>> start Records provided
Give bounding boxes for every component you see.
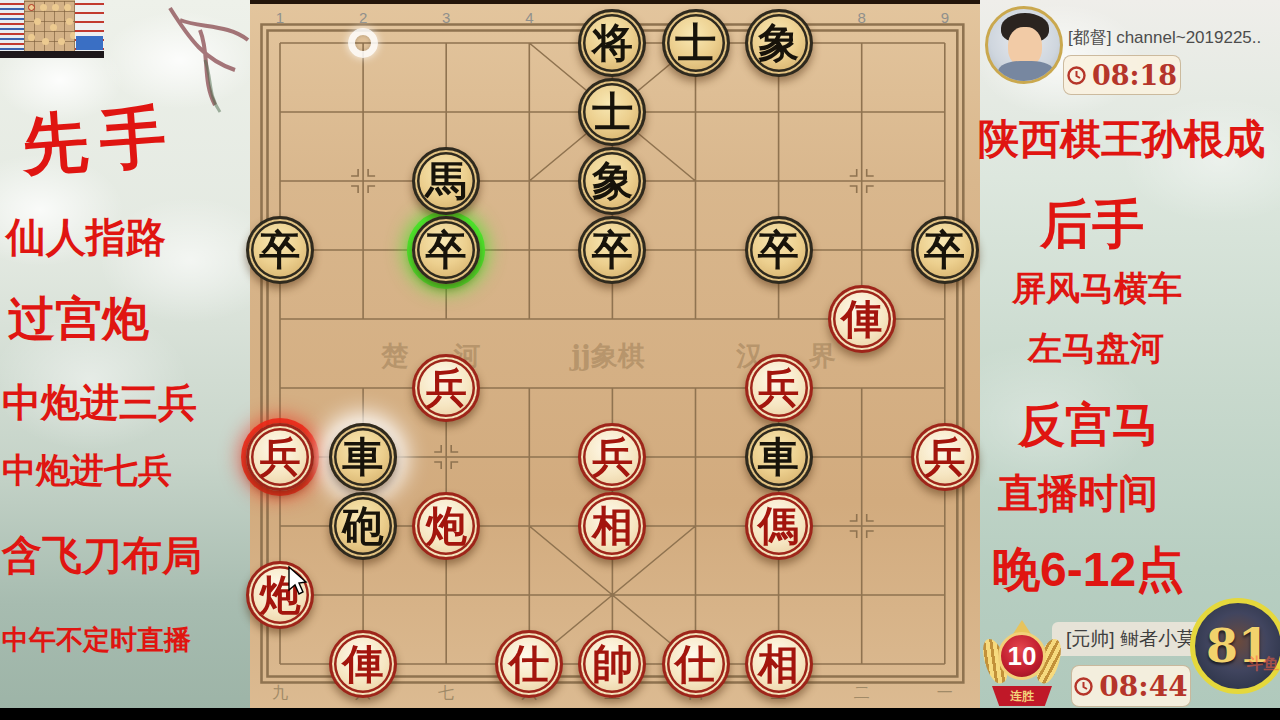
- stream-frame: 先手仙人指路过宫炮中炮进三兵中炮进七兵含飞刀布局中午不定时直播 12345678…: [0, 0, 1280, 720]
- piece-glyph: 兵: [592, 437, 633, 478]
- black-piece[interactable]: 士: [662, 9, 730, 77]
- thumbnail-bottom-bar: [0, 51, 104, 58]
- piece-glyph: 車: [343, 437, 384, 478]
- top-clock-time: 08:18: [1092, 60, 1177, 91]
- bottom-player-name: [元帅] 鲥者小莫: [1052, 622, 1210, 656]
- black-piece[interactable]: 象: [745, 9, 813, 77]
- left-caption-1: 仙人指路: [6, 210, 166, 265]
- black-piece[interactable]: 砲: [329, 492, 397, 560]
- streamer-avatar: [985, 6, 1063, 84]
- platform-watermark: 斗鱼: [1247, 654, 1279, 675]
- piece-glyph: 仕: [675, 644, 716, 685]
- streak-ribbon: 连胜: [992, 686, 1052, 706]
- left-caption-0: 先手: [19, 91, 181, 192]
- piece-glyph: 士: [592, 92, 633, 133]
- piece-glyph: 士: [675, 23, 716, 64]
- piece-glyph: 兵: [426, 368, 467, 409]
- red-piece[interactable]: 俥: [329, 630, 397, 698]
- red-piece[interactable]: 仕: [662, 630, 730, 698]
- bottom-file-label: 七: [438, 683, 454, 704]
- win-streak-badge: 10 连胜: [983, 612, 1061, 720]
- piece-glyph: 砲: [343, 506, 384, 547]
- bottom-clock-time: 08:44: [1099, 670, 1187, 703]
- piece-glyph: 兵: [924, 437, 965, 478]
- red-piece[interactable]: 兵: [412, 354, 480, 422]
- thumbnail-left-column: [0, 0, 24, 51]
- piece-glyph: 卒: [260, 230, 301, 271]
- piece-glyph: 車: [758, 437, 799, 478]
- red-piece[interactable]: 仕: [495, 630, 563, 698]
- opponent-avatar: 81 斗鱼: [1190, 598, 1280, 694]
- piece-glyph: 象: [592, 161, 633, 202]
- red-piece[interactable]: 炮: [412, 492, 480, 560]
- mouse-cursor: [288, 566, 310, 596]
- piece-glyph: 相: [592, 506, 633, 547]
- piece-glyph: 相: [758, 644, 799, 685]
- right-caption-0: 陕西棋王孙根成: [978, 112, 1265, 167]
- piece-glyph: 卒: [592, 230, 633, 271]
- piece-glyph: 象: [758, 23, 799, 64]
- left-caption-5: 含飞刀布局: [2, 528, 202, 583]
- mini-analysis-thumbnail: [0, 0, 104, 58]
- red-piece[interactable]: 兵: [911, 423, 979, 491]
- black-piece[interactable]: 象: [578, 147, 646, 215]
- top-file-label: 3: [442, 9, 450, 26]
- red-piece[interactable]: 俥: [828, 285, 896, 353]
- clock-icon: [1074, 677, 1093, 696]
- piece-glyph: 将: [592, 23, 633, 64]
- piece-glyph: 仕: [509, 644, 550, 685]
- red-piece[interactable]: 兵: [578, 423, 646, 491]
- red-piece[interactable]: 帥: [578, 630, 646, 698]
- black-piece[interactable]: 車: [745, 423, 813, 491]
- bottom-file-label: 二: [854, 683, 870, 704]
- piece-glyph: 卒: [758, 230, 799, 271]
- right-caption-5: 直播时间: [998, 466, 1158, 521]
- red-piece[interactable]: 兵: [246, 423, 314, 491]
- right-caption-1: 后手: [1040, 190, 1144, 260]
- red-piece[interactable]: 兵: [745, 354, 813, 422]
- top-file-label: 4: [525, 9, 533, 26]
- bottom-file-label: 九: [272, 683, 288, 704]
- black-piece[interactable]: 馬: [412, 147, 480, 215]
- bottom-clock-chip: 08:44: [1071, 665, 1191, 707]
- piece-glyph: 兵: [260, 437, 301, 478]
- piece-glyph: 俥: [343, 644, 384, 685]
- clock-icon: [1067, 66, 1086, 85]
- top-file-label: 2: [359, 9, 367, 26]
- red-piece[interactable]: 傌: [745, 492, 813, 560]
- black-piece[interactable]: 卒: [745, 216, 813, 284]
- right-caption-2: 屏风马横车: [1012, 266, 1182, 312]
- bottom-file-label: 一: [937, 683, 953, 704]
- top-file-label: 1: [276, 9, 284, 26]
- thumbnail-blue-box: [76, 36, 103, 50]
- thumbnail-pieces: [28, 4, 35, 11]
- left-caption-2: 过宫炮: [8, 288, 149, 351]
- piece-glyph: 馬: [426, 161, 467, 202]
- red-piece[interactable]: 相: [745, 630, 813, 698]
- move-origin-marker: [348, 28, 378, 58]
- black-piece[interactable]: 卒: [412, 216, 480, 284]
- piece-glyph: 卒: [426, 230, 467, 271]
- piece-glyph: 俥: [841, 299, 882, 340]
- piece-glyph: 兵: [758, 368, 799, 409]
- top-clock-chip: 08:18: [1063, 55, 1181, 95]
- piece-glyph: 卒: [924, 230, 965, 271]
- red-piece[interactable]: 相: [578, 492, 646, 560]
- piece-glyph: 炮: [426, 506, 467, 547]
- left-caption-3: 中炮进三兵: [2, 376, 197, 430]
- river-text-center: jj象棋: [571, 338, 645, 374]
- left-caption-4: 中炮进七兵: [2, 448, 172, 494]
- black-piece[interactable]: 卒: [911, 216, 979, 284]
- black-piece[interactable]: 卒: [246, 216, 314, 284]
- right-caption-3: 左马盘河: [1028, 326, 1164, 372]
- piece-glyph: 傌: [758, 506, 799, 547]
- top-file-label: 8: [858, 9, 866, 26]
- black-piece[interactable]: 卒: [578, 216, 646, 284]
- piece-glyph: 帥: [592, 644, 633, 685]
- black-piece[interactable]: 士: [578, 78, 646, 146]
- right-caption-4: 反宫马: [1018, 394, 1159, 457]
- letterbox-bar: [0, 708, 1280, 720]
- right-caption-6: 晚6-12点: [992, 538, 1184, 602]
- left-caption-6: 中午不定时直播: [2, 622, 191, 658]
- black-piece[interactable]: 車: [329, 423, 397, 491]
- top-player-name: [都督] channel~2019225..: [1068, 26, 1261, 49]
- streak-count: 10: [998, 632, 1046, 680]
- top-file-label: 9: [941, 9, 949, 26]
- black-piece[interactable]: 将: [578, 9, 646, 77]
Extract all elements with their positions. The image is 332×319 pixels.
>> end Records provided
- Instructions to follow -
Switch "bounding boxes" to "box coordinates" everywhere in the rows above and give them back otherwise unchanged, leaving out the pictures.

- Full response -
Give box coordinates for every component you see.
- stream-frame: 先手仙人指路过宫炮中炮进三兵中炮进七兵含飞刀布局中午不定时直播 12345678…: [0, 0, 1280, 720]
- piece-glyph: 兵: [592, 437, 633, 478]
- black-piece[interactable]: 士: [662, 9, 730, 77]
- thumbnail-bottom-bar: [0, 51, 104, 58]
- piece-glyph: 車: [343, 437, 384, 478]
- top-clock-time: 08:18: [1092, 60, 1177, 91]
- bottom-player-name: [元帅] 鲥者小莫: [1052, 622, 1210, 656]
- black-piece[interactable]: 象: [745, 9, 813, 77]
- left-caption-1: 仙人指路: [6, 210, 166, 265]
- black-piece[interactable]: 砲: [329, 492, 397, 560]
- streamer-avatar: [985, 6, 1063, 84]
- platform-watermark: 斗鱼: [1247, 654, 1279, 675]
- piece-glyph: 仕: [675, 644, 716, 685]
- streak-ribbon: 连胜: [992, 686, 1052, 706]
- left-caption-0: 先手: [19, 91, 181, 192]
- piece-glyph: 士: [592, 92, 633, 133]
- piece-glyph: 士: [675, 23, 716, 64]
- piece-glyph: 兵: [426, 368, 467, 409]
- red-piece[interactable]: 俥: [329, 630, 397, 698]
- red-piece[interactable]: 仕: [662, 630, 730, 698]
- bottom-file-label: 七: [438, 683, 454, 704]
- win-streak-badge: 10 连胜: [983, 612, 1061, 720]
- piece-glyph: 砲: [343, 506, 384, 547]
- bottom-clock-time: 08:44: [1099, 670, 1187, 703]
- piece-glyph: 兵: [924, 437, 965, 478]
- red-piece[interactable]: 兵: [412, 354, 480, 422]
- thumbnail-left-column: [0, 0, 24, 51]
- piece-glyph: 卒: [260, 230, 301, 271]
- piece-glyph: 車: [758, 437, 799, 478]
- red-piece[interactable]: 仕: [495, 630, 563, 698]
- opponent-avatar: 81 斗鱼: [1190, 598, 1280, 694]
- piece-glyph: 象: [592, 161, 633, 202]
- red-piece[interactable]: 炮: [412, 492, 480, 560]
- mouse-cursor: [288, 566, 310, 596]
- piece-glyph: 相: [592, 506, 633, 547]
- piece-glyph: 相: [758, 644, 799, 685]
- right-caption-0: 陕西棋王孙根成: [978, 112, 1265, 167]
- piece-glyph: 卒: [592, 230, 633, 271]
- piece-glyph: 象: [758, 23, 799, 64]
- left-caption-5: 含飞刀布局: [2, 528, 202, 583]
- mini-analysis-thumbnail: [0, 0, 104, 58]
- red-piece[interactable]: 兵: [911, 423, 979, 491]
- black-piece[interactable]: 象: [578, 147, 646, 215]
- top-file-label: 3: [442, 9, 450, 26]
- red-piece[interactable]: 俥: [828, 285, 896, 353]
- clock-icon: [1074, 677, 1093, 696]
- piece-glyph: 将: [592, 23, 633, 64]
- piece-glyph: 仕: [509, 644, 550, 685]
- red-piece[interactable]: 兵: [578, 423, 646, 491]
- red-piece[interactable]: 帥: [578, 630, 646, 698]
- black-piece[interactable]: 車: [745, 423, 813, 491]
- bottom-file-label: 二: [854, 683, 870, 704]
- piece-glyph: 卒: [758, 230, 799, 271]
- right-caption-5: 直播时间: [998, 466, 1158, 521]
- red-piece[interactable]: 兵: [246, 423, 314, 491]
- right-caption-1: 后手: [1040, 190, 1144, 260]
- red-piece[interactable]: 兵: [745, 354, 813, 422]
- top-file-label: 4: [525, 9, 533, 26]
- bottom-file-label: 九: [272, 683, 288, 704]
- black-piece[interactable]: 馬: [412, 147, 480, 215]
- bottom-clock-chip: 08:44: [1071, 665, 1191, 707]
- piece-glyph: 兵: [260, 437, 301, 478]
- piece-glyph: 俥: [343, 644, 384, 685]
- clock-icon: [1067, 66, 1086, 85]
- top-file-label: 2: [359, 9, 367, 26]
- red-piece[interactable]: 傌: [745, 492, 813, 560]
- black-piece[interactable]: 卒: [745, 216, 813, 284]
- right-caption-2: 屏风马横车: [1012, 266, 1182, 312]
- bottom-file-label: 一: [937, 683, 953, 704]
- top-file-label: 1: [276, 9, 284, 26]
- thumbnail-blue-box: [76, 36, 103, 50]
- thumbnail-pieces: [28, 4, 35, 11]
- left-caption-2: 过宫炮: [8, 288, 149, 351]
- piece-glyph: 馬: [426, 161, 467, 202]
- red-piece[interactable]: 相: [745, 630, 813, 698]
- move-origin-marker: [348, 28, 378, 58]
- black-piece[interactable]: 卒: [412, 216, 480, 284]
- piece-glyph: 卒: [426, 230, 467, 271]
- piece-glyph: 俥: [841, 299, 882, 340]
- piece-glyph: 兵: [758, 368, 799, 409]
- top-clock-chip: 08:18: [1063, 55, 1181, 95]
- piece-glyph: 卒: [924, 230, 965, 271]
- red-piece[interactable]: 相: [578, 492, 646, 560]
- piece-glyph: 炮: [426, 506, 467, 547]
- left-caption-3: 中炮进三兵: [2, 376, 197, 430]
- river-text-center: jj象棋: [571, 338, 645, 374]
- left-caption-4: 中炮进七兵: [2, 448, 172, 494]
- black-piece[interactable]: 卒: [911, 216, 979, 284]
- black-piece[interactable]: 卒: [246, 216, 314, 284]
- right-caption-3: 左马盘河: [1028, 326, 1164, 372]
- piece-glyph: 傌: [758, 506, 799, 547]
- top-file-label: 8: [858, 9, 866, 26]
- black-piece[interactable]: 卒: [578, 216, 646, 284]
- piece-glyph: 帥: [592, 644, 633, 685]
- black-piece[interactable]: 士: [578, 78, 646, 146]
- right-caption-4: 反宫马: [1018, 394, 1159, 457]
- letterbox-bar: [0, 708, 1280, 720]
- right-caption-6: 晚6-12点: [992, 538, 1184, 602]
- left-caption-6: 中午不定时直播: [2, 622, 191, 658]
- black-piece[interactable]: 車: [329, 423, 397, 491]
- top-player-name: [都督] channel~2019225..: [1068, 26, 1261, 49]
- streak-count: 10: [998, 632, 1046, 680]
- top-file-label: 9: [941, 9, 949, 26]
- black-piece[interactable]: 将: [578, 9, 646, 77]
Extract all elements with their positions. The image is 332×319 pixels.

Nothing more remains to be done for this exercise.